◆ **Stated problem**
Transcribe the items without alteration, from their first line through the line containing "item-loc-header: ITEM LOC [317, 667, 384, 683]", inclusive.

◆ **Records for the task**
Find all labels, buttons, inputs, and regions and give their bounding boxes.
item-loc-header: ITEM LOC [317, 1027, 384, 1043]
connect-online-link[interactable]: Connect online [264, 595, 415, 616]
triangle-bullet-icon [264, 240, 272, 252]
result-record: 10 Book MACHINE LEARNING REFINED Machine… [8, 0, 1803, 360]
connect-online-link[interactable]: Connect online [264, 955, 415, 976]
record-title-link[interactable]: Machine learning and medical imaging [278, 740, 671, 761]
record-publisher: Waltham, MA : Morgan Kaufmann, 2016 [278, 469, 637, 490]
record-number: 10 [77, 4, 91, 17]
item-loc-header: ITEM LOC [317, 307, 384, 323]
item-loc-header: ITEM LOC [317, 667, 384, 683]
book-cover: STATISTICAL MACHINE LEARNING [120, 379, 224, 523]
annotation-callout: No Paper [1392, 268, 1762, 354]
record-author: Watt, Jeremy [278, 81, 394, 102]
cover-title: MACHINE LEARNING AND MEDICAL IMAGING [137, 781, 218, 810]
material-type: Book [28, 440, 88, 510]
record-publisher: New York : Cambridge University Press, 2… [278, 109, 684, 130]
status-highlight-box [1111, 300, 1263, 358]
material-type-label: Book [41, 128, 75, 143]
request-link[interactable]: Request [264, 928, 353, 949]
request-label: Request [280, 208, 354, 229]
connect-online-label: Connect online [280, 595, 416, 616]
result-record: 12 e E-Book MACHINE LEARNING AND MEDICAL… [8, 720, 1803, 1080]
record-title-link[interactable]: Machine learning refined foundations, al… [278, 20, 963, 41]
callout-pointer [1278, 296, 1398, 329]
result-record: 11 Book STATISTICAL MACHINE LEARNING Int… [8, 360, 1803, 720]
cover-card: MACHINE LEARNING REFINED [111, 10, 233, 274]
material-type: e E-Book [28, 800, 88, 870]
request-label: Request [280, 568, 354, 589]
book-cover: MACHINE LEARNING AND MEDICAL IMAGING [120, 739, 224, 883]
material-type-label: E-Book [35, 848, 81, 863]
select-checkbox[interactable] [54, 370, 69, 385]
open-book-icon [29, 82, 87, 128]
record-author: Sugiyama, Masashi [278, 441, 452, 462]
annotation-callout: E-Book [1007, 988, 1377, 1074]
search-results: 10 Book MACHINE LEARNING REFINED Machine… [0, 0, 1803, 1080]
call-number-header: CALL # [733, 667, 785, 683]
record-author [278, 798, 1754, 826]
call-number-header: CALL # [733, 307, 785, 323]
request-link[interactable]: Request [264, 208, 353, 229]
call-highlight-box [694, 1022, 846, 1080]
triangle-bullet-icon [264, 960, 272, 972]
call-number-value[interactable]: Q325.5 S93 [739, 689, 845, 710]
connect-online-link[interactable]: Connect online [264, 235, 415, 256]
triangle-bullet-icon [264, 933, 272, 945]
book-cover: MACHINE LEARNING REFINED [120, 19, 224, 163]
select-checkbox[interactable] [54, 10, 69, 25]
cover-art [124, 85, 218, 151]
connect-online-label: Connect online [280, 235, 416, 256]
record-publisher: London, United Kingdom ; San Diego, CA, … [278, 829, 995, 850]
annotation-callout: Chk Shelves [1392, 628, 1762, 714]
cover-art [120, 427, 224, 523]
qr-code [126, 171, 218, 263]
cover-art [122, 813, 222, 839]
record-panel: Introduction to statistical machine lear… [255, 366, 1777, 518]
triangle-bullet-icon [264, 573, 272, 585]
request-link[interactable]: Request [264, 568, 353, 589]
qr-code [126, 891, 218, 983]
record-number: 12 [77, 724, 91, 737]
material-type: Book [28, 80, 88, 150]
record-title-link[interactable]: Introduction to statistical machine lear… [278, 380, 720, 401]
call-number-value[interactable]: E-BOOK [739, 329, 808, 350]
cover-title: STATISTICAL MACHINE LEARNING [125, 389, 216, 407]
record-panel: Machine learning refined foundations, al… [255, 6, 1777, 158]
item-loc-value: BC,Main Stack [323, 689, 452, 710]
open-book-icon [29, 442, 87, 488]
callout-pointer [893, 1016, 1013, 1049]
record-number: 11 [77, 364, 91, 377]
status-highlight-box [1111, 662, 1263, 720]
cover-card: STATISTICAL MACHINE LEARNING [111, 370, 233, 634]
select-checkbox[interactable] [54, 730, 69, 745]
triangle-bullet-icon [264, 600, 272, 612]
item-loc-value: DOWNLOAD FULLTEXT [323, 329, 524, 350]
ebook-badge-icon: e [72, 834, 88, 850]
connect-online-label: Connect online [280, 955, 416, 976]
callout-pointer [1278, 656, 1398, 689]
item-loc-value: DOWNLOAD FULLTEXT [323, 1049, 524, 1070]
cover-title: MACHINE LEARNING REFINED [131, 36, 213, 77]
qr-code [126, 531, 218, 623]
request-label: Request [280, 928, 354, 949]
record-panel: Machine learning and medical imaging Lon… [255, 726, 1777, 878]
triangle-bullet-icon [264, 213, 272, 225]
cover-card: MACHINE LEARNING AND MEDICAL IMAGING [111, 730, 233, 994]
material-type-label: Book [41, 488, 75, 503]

◆ **Exercise solution**
Find all labels, buttons, inputs, and regions and give their bounding boxes.
item-loc-header: ITEM LOC [317, 1027, 384, 1043]
connect-online-link[interactable]: Connect online [264, 595, 415, 616]
triangle-bullet-icon [264, 240, 272, 252]
result-record: 10 Book MACHINE LEARNING REFINED Machine… [8, 0, 1803, 360]
connect-online-link[interactable]: Connect online [264, 955, 415, 976]
record-title-link[interactable]: Machine learning and medical imaging [278, 740, 671, 761]
record-publisher: Waltham, MA : Morgan Kaufmann, 2016 [278, 469, 637, 490]
record-number: 10 [77, 4, 91, 17]
item-loc-header: ITEM LOC [317, 307, 384, 323]
item-loc-header: ITEM LOC [317, 667, 384, 683]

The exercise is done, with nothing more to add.